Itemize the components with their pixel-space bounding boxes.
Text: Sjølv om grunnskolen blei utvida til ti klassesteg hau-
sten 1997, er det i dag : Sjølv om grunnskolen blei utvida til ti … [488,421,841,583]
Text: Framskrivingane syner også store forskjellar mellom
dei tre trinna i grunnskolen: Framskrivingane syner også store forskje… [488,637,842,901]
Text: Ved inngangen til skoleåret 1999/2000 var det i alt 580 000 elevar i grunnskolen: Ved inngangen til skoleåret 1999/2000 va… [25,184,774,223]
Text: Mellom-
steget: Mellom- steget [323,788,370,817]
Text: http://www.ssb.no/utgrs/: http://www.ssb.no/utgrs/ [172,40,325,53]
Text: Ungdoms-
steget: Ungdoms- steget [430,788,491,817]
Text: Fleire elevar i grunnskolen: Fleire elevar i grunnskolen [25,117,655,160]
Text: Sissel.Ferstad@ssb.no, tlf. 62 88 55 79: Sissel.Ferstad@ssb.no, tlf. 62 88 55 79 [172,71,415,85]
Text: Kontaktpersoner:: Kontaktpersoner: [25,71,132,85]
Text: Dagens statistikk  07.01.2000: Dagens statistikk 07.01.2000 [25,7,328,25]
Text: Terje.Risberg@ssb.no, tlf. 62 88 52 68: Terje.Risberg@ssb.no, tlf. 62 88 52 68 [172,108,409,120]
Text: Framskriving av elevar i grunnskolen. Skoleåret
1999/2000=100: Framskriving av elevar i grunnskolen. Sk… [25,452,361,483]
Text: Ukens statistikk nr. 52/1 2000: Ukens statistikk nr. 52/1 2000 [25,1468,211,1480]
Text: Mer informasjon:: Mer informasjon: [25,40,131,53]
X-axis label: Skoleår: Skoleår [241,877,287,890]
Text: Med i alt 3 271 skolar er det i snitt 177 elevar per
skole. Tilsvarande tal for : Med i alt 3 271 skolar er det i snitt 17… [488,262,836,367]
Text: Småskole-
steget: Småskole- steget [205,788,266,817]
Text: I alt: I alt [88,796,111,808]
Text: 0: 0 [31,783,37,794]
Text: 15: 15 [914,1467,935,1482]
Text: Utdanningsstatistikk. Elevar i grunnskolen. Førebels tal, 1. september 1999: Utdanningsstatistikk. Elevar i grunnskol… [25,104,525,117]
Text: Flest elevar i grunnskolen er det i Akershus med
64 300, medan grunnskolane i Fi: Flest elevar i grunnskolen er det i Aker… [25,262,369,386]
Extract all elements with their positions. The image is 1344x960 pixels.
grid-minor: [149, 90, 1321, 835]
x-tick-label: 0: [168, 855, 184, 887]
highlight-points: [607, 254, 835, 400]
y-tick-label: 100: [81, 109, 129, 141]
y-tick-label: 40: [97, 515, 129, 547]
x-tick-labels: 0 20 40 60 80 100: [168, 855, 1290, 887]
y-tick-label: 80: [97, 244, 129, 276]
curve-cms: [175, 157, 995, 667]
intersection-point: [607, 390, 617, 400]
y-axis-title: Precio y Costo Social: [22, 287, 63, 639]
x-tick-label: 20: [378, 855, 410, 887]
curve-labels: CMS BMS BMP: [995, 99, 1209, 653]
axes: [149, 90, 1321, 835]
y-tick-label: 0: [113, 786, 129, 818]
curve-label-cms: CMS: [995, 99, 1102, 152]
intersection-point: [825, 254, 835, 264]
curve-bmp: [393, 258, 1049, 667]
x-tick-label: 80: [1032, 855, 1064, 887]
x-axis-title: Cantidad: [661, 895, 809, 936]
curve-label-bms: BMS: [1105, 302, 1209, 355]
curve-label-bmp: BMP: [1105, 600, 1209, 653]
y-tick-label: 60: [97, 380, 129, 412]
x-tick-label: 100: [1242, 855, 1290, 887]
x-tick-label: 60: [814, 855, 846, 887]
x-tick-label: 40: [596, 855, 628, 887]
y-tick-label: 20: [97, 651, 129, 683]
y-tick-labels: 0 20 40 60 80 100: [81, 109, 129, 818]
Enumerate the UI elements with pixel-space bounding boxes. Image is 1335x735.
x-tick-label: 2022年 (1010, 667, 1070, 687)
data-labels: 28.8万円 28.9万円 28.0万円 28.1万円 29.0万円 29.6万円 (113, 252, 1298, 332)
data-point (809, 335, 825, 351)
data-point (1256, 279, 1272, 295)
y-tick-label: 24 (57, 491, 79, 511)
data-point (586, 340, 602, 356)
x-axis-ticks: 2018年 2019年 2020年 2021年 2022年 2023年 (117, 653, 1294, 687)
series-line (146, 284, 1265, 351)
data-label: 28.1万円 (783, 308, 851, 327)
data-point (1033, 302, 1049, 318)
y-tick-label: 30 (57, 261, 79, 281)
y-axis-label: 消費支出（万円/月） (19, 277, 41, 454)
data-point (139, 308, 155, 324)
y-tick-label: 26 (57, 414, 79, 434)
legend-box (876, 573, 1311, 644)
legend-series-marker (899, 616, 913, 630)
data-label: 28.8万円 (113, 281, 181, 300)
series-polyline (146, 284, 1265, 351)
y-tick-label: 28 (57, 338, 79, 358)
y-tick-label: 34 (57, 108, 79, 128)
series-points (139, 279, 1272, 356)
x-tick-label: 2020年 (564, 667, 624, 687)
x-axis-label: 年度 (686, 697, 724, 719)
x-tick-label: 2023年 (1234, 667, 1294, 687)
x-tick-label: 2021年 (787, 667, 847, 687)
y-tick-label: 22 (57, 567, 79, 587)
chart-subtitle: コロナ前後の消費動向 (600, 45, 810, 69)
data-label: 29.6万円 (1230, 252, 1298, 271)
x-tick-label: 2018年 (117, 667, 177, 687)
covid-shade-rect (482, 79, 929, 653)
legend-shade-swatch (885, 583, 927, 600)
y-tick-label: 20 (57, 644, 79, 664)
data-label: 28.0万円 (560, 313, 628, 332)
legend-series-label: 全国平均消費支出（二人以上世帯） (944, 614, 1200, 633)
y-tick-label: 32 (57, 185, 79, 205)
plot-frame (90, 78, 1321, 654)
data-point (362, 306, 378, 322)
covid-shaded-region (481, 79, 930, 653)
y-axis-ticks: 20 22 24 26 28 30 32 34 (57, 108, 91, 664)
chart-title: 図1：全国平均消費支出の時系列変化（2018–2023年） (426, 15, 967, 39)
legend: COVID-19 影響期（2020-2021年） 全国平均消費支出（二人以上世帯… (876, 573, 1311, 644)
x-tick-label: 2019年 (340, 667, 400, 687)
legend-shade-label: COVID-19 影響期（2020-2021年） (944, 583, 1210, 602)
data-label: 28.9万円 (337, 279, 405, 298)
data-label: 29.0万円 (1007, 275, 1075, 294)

++++++++++++++++++++

Task details: Please present every line of the items above as a JSON list of strings, one string per line, with blank lines omitted.

Written solution:
[
  "Itemize the components with their pixel-space bounding boxes.",
  "Text: Sjølv om grunnskolen blei utvida til ti klassesteg hau-",
  "sten 1997, er det i dag : Sjølv om grunnskolen blei utvida til ti … [488,421,841,583]",
  "Text: Framskrivingane syner også store forskjellar mellom",
  "dei tre trinna i grunnskolen: Framskrivingane syner også store forskje… [488,637,842,901]",
  "Text: Ved inngangen til skoleåret 1999/2000 var det i alt 580 000 elevar i grunnskolen: Ved inngangen til skoleåret 1999/2000 va… [25,184,774,223]",
  "Text: Mellom-",
  "steget: Mellom- steget [323,788,370,817]",
  "Text: http://www.ssb.no/utgrs/: http://www.ssb.no/utgrs/ [172,40,325,53]",
  "Text: Ungdoms-",
  "steget: Ungdoms- steget [430,788,491,817]",
  "Text: Fleire elevar i grunnskolen: Fleire elevar i grunnskolen [25,117,655,160]",
  "Text: Sissel.Ferstad@ssb.no, tlf. 62 88 55 79: Sissel.Ferstad@ssb.no, tlf. 62 88 55 79 [172,71,415,85]",
  "Text: Kontaktpersoner:: Kontaktpersoner: [25,71,132,85]",
  "Text: Dagens statistikk  07.01.2000: Dagens statistikk 07.01.2000 [25,7,328,25]",
  "Text: Terje.Risberg@ssb.no, tlf. 62 88 52 68: Terje.Risberg@ssb.no, tlf. 62 88 52 68 [172,108,409,120]",
  "Text: Framskriving av elevar i grunnskolen. Skoleåret",
  "1999/2000=100: Framskriving av elevar i grunnskolen. Sk… [25,452,361,483]",
  "Text: Ukens statistikk nr. 52/1 2000: Ukens statistikk nr. 52/1 2000 [25,1468,211,1480]",
  "Text: Mer informasjon:: Mer informasjon: [25,40,131,53]",
  "X-axis label: Skoleår: Skoleår [241,877,287,890]",
  "Text: Med i alt 3 271 skolar er det i snitt 177 elevar per",
  "skole. Tilsvarande tal for : Med i alt 3 271 skolar er det i snitt 17… [488,262,836,367]",
  "Text: Småskole-",
  "steget: Småskole- steget [205,788,266,817]",
  "Text: I alt: I alt [88,796,111,808]",
  "Text: 0: 0 [31,783,37,794]",
  "Text: 15: 15 [914,1467,935,1482]",
  "Text: Utdanningsstatistikk. Elevar i grunnskolen. Førebels tal, 1. september 1999: Utdanningsstatistikk. Elevar i grunnskol… [25,104,525,117]",
  "Text: Flest elevar i grunnskolen er det i Akershus med",
  "64 300, medan grunnskolane i Fi: Flest elevar i grunnskolen er det i Aker… [25,262,369,386]",
  "Extract all elements with their positions. The image is 1344x960 pixels.",
  "grid-minor: [149, 90, 1321, 835]",
  "x-tick-label: 0: [168, 855, 184, 887]",
  "highlight-points: [607, 254, 835, 400]",
  "y-tick-label: 100: [81, 109, 129, 141]",
  "y-tick-label: 40: [97, 515, 129, 547]",
  "x-tick-labels: 0 20 40 60 80 100: [168, 855, 1290, 887]",
  "y-tick-label: 80: [97, 244, 129, 276]",
  "curve-cms: [175, 157, 995, 667]",
  "intersection-point: [607, 390, 617, 400]",
  "y-axis-title: Precio y Costo Social: [22, 287, 63, 639]",
  "x-tick-label: 20: [378, 855, 410, 887]",
  "curve-labels: CMS BMS BMP: [995, 99, 1209, 653]",
  "axes: [149, 90, 1321, 835]",
  "y-tick-label: 0: [113, 786, 129, 818]",
  "curve-label-cms: CMS: [995, 99, 1102, 152]",
  "intersection-point: [825, 254, 835, 264]",
  "curve-bmp: [393, 258, 1049, 667]",
  "x-tick-label: 80: [1032, 855, 1064, 887]",
  "x-axis-title: Cantidad: [661, 895, 809, 936]",
  "curve-label-bms: BMS: [1105, 302, 1209, 355]",
  "curve-label-bmp: BMP: [1105, 600, 1209, 653]",
  "y-tick-label: 60: [97, 380, 129, 412]",
  "x-tick-label: 100: [1242, 855, 1290, 887]",
  "x-tick-label: 60: [814, 855, 846, 887]",
  "x-tick-label: 40: [596, 855, 628, 887]",
  "y-tick-label: 20: [97, 651, 129, 683]",
  "y-tick-labels: 0 20 40 60 80 100: [81, 109, 129, 818]",
  "Enumerate the UI elements with pixel-space bounding boxes. Image is 1335x735.",
  "x-tick-label: 2022年 (1010, 667, 1070, 687)",
  "data-labels: 28.8万円 28.9万円 28.0万円 28.1万円 29.0万円 29.6万円 (113, 252, 1298, 332)",
  "data-point (809, 335, 825, 351)",
  "data-point (1256, 279, 1272, 295)",
  "y-tick-label: 24 (57, 491, 79, 511)",
  "data-point (586, 340, 602, 356)",
  "x-axis-ticks: 2018年 2019年 2020年 2021年 2022年 2023年 (117, 653, 1294, 687)",
  "series-line (146, 284, 1265, 351)",
  "data-label: 28.1万円 (783, 308, 851, 327)",
  "data-point (1033, 302, 1049, 318)",
  "y-tick-label: 30 (57, 261, 79, 281)",
  "y-axis-label: 消費支出（万円/月） (19, 277, 41, 454)",
  "data-point (139, 308, 155, 324)",
  "y-tick-label: 26 (57, 414, 79, 434)",
  "legend-box (876, 573, 1311, 644)",
  "legend-series-marker (899, 616, 913, 630)",
  "data-label: 28.8万円 (113, 281, 181, 300)",
  "series-polyline (146, 284, 1265, 351)",
  "y-tick-label: 28 (57, 338, 79, 358)",
  "y-tick-label: 34 (57, 108, 79, 128)",
  "series-points (139, 279, 1272, 356)",
  "x-tick-label: 2020年 (564, 667, 624, 687)",
  "x-axis-label: 年度 (686, 697, 724, 719)",
  "x-tick-label: 2023年 (1234, 667, 1294, 687)",
  "x-tick-label: 2021年 (787, 667, 847, 687)",
  "y-tick-label: 22 (57, 567, 79, 587)",
  "chart-subtitle: コロナ前後の消費動向 (600, 45, 810, 69)",
  "data-label: 29.6万円 (1230, 252, 1298, 271)",
  "x-tick-label: 2018年 (117, 667, 177, 687)",
  "covid-shade-rect (482, 79, 929, 653)",
  "legend-shade-swatch (885, 583, 927, 600)",
  "y-tick-label: 20 (57, 644, 79, 664)",
  "data-label: 28.0万円 (560, 313, 628, 332)",
  "legend-series-label: 全国平均消費支出（二人以上世帯） (944, 614, 1200, 633)",
  "y-tick-label: 32 (57, 185, 79, 205)",
  "plot-frame (90, 78, 1321, 654)",
  "data-point (362, 306, 378, 322)",
  "covid-shaded-region (481, 79, 930, 653)",
  "y-axis-ticks: 20 22 24 26 28 30 32 34 (57, 108, 91, 664)",
  "chart-title: 図1：全国平均消費支出の時系列変化（2018–2023年） (426, 15, 967, 39)",
  "legend: COVID-19 影響期（2020-2021年） 全国平均消費支出（二人以上世帯… (876, 573, 1311, 644)",
  "x-tick-label: 2019年 (340, 667, 400, 687)",
  "legend-shade-label: COVID-19 影響期（2020-2021年） (944, 583, 1210, 602)",
  "data-label: 28.9万円 (337, 279, 405, 298)",
  "data-label: 29.0万円 (1007, 275, 1075, 294)"
]